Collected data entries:
----

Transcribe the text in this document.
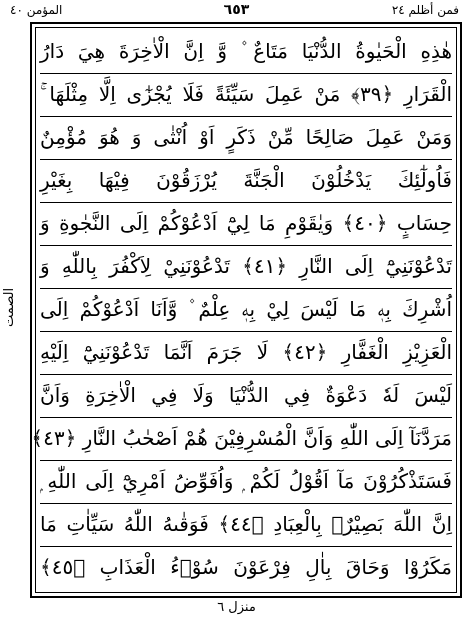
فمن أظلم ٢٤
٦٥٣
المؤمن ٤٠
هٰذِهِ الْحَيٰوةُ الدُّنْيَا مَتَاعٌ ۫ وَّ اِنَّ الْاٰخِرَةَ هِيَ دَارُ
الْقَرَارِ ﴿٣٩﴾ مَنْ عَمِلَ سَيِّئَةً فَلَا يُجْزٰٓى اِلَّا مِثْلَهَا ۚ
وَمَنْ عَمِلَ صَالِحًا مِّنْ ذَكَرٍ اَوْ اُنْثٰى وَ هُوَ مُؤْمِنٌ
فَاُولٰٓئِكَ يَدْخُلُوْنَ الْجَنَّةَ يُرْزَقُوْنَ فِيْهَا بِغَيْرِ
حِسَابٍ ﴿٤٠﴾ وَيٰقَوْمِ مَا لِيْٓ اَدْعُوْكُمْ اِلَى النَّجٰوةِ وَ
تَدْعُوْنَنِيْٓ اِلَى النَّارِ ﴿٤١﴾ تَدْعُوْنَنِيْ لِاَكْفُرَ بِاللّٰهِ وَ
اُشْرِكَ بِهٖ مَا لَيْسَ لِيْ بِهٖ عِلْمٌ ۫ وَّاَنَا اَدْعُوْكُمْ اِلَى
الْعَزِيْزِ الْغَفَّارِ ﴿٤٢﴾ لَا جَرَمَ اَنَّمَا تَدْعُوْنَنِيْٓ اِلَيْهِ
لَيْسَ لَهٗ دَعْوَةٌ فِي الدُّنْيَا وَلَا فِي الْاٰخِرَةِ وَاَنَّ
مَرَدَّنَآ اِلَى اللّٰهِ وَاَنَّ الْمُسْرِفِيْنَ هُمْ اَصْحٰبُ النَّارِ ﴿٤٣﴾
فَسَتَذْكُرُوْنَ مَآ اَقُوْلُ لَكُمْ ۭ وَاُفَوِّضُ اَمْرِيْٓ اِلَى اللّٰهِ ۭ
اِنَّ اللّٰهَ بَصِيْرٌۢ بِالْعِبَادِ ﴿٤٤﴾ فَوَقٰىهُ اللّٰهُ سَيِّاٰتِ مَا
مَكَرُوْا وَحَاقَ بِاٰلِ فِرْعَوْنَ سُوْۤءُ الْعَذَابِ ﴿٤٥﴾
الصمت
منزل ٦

----

Work to do> Would you set down the listing exactly, omitting pictures?

Full solution>
Transcribe the text in this document.
فمن أظلم ٢٤
٦٥٣
المؤمن ٤٠
هٰذِهِ الْحَيٰوةُ الدُّنْيَا مَتَاعٌ ۫ وَّ اِنَّ الْاٰخِرَةَ هِيَ دَارُ
الْقَرَارِ ﴿٣٩﴾ مَنْ عَمِلَ سَيِّئَةً فَلَا يُجْزٰٓى اِلَّا مِثْلَهَا ۚ
وَمَنْ عَمِلَ صَالِحًا مِّنْ ذَكَرٍ اَوْ اُنْثٰى وَ هُوَ مُؤْمِنٌ
فَاُولٰٓئِكَ يَدْخُلُوْنَ الْجَنَّةَ يُرْزَقُوْنَ فِيْهَا بِغَيْرِ
حِسَابٍ ﴿٤٠﴾ وَيٰقَوْمِ مَا لِيْٓ اَدْعُوْكُمْ اِلَى النَّجٰوةِ وَ
تَدْعُوْنَنِيْٓ اِلَى النَّارِ ﴿٤١﴾ تَدْعُوْنَنِيْ لِاَكْفُرَ بِاللّٰهِ وَ
اُشْرِكَ بِهٖ مَا لَيْسَ لِيْ بِهٖ عِلْمٌ ۫ وَّاَنَا اَدْعُوْكُمْ اِلَى
الْعَزِيْزِ الْغَفَّارِ ﴿٤٢﴾ لَا جَرَمَ اَنَّمَا تَدْعُوْنَنِيْٓ اِلَيْهِ
لَيْسَ لَهٗ دَعْوَةٌ فِي الدُّنْيَا وَلَا فِي الْاٰخِرَةِ وَاَنَّ
مَرَدَّنَآ اِلَى اللّٰهِ وَاَنَّ الْمُسْرِفِيْنَ هُمْ اَصْحٰبُ النَّارِ ﴿٤٣﴾
فَسَتَذْكُرُوْنَ مَآ اَقُوْلُ لَكُمْ ۭ وَاُفَوِّضُ اَمْرِيْٓ اِلَى اللّٰهِ ۭ
اِنَّ اللّٰهَ بَصِيْرٌۢ بِالْعِبَادِ ﴿٤٤﴾ فَوَقٰىهُ اللّٰهُ سَيِّاٰتِ مَا
مَكَرُوْا وَحَاقَ بِاٰلِ فِرْعَوْنَ سُوْۤءُ الْعَذَابِ ﴿٤٥﴾
الصمت
منزل ٦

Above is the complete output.